§ What you will do: All of the data that follows should be retyped exactly, please, except the pictures.

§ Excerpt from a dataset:
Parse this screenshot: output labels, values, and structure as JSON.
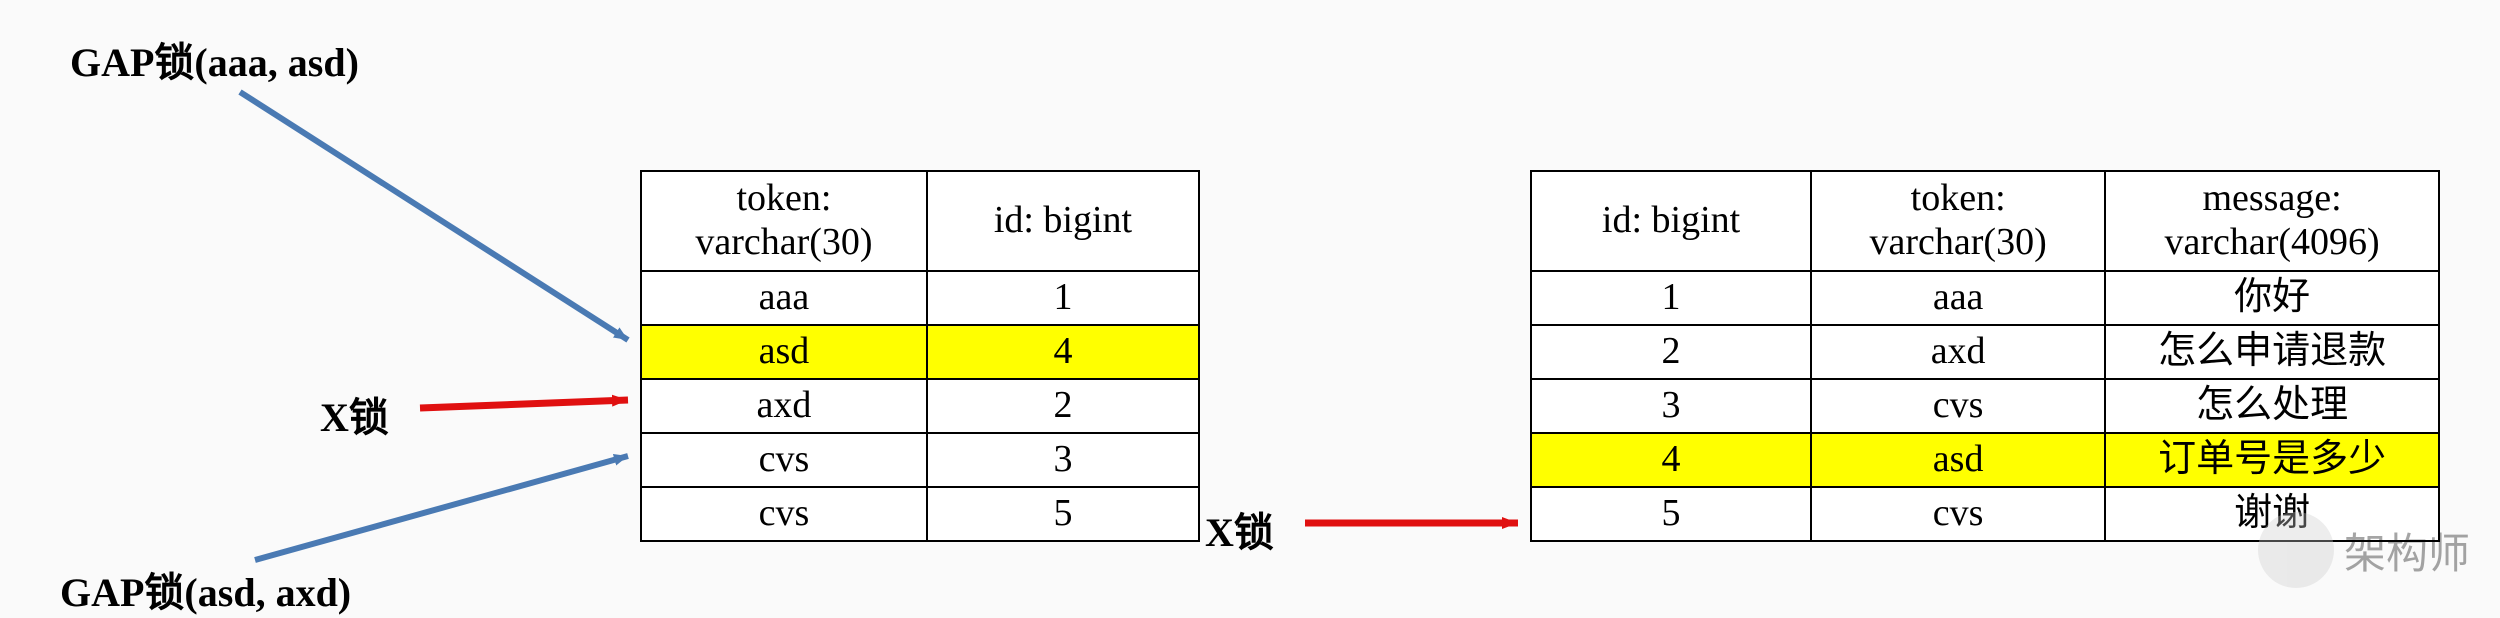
{
  "labels": {
    "gap1": "GAP锁(aaa, asd)",
    "gap2": "GAP锁(asd, axd)",
    "xlock_left": "X锁",
    "xlock_right": "X锁"
  },
  "table_left": {
    "headers": {
      "col0_line1": "token:",
      "col0_line2": "varchar(30)",
      "col1_line1": "id: bigint"
    },
    "rows": [
      {
        "token": "aaa",
        "id": "1",
        "hl": false
      },
      {
        "token": "asd",
        "id": "4",
        "hl": true
      },
      {
        "token": "axd",
        "id": "2",
        "hl": false
      },
      {
        "token": "cvs",
        "id": "3",
        "hl": false
      },
      {
        "token": "cvs",
        "id": "5",
        "hl": false
      }
    ]
  },
  "table_right": {
    "headers": {
      "col0_line1": "id: bigint",
      "col1_line1": "token:",
      "col1_line2": "varchar(30)",
      "col2_line1": "message:",
      "col2_line2": "varchar(4096)"
    },
    "rows": [
      {
        "id": "1",
        "token": "aaa",
        "message": "你好",
        "hl": false
      },
      {
        "id": "2",
        "token": "axd",
        "message": "怎么申请退款",
        "hl": false
      },
      {
        "id": "3",
        "token": "cvs",
        "message": "怎么处理",
        "hl": false
      },
      {
        "id": "4",
        "token": "asd",
        "message": "订单号是多少",
        "hl": true
      },
      {
        "id": "5",
        "token": "cvs",
        "message": "谢谢",
        "hl": false
      }
    ]
  },
  "watermark": "架构师"
}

§ Answer below:
Parse this screenshot: output labels, values, and structure as JSON.
{
  "labels": {
    "gap1": "GAP锁(aaa, asd)",
    "gap2": "GAP锁(asd, axd)",
    "xlock_left": "X锁",
    "xlock_right": "X锁"
  },
  "table_left": {
    "headers": {
      "col0_line1": "token:",
      "col0_line2": "varchar(30)",
      "col1_line1": "id: bigint"
    },
    "rows": [
      {
        "token": "aaa",
        "id": "1",
        "hl": false
      },
      {
        "token": "asd",
        "id": "4",
        "hl": true
      },
      {
        "token": "axd",
        "id": "2",
        "hl": false
      },
      {
        "token": "cvs",
        "id": "3",
        "hl": false
      },
      {
        "token": "cvs",
        "id": "5",
        "hl": false
      }
    ]
  },
  "table_right": {
    "headers": {
      "col0_line1": "id: bigint",
      "col1_line1": "token:",
      "col1_line2": "varchar(30)",
      "col2_line1": "message:",
      "col2_line2": "varchar(4096)"
    },
    "rows": [
      {
        "id": "1",
        "token": "aaa",
        "message": "你好",
        "hl": false
      },
      {
        "id": "2",
        "token": "axd",
        "message": "怎么申请退款",
        "hl": false
      },
      {
        "id": "3",
        "token": "cvs",
        "message": "怎么处理",
        "hl": false
      },
      {
        "id": "4",
        "token": "asd",
        "message": "订单号是多少",
        "hl": true
      },
      {
        "id": "5",
        "token": "cvs",
        "message": "谢谢",
        "hl": false
      }
    ]
  },
  "watermark": "架构师"
}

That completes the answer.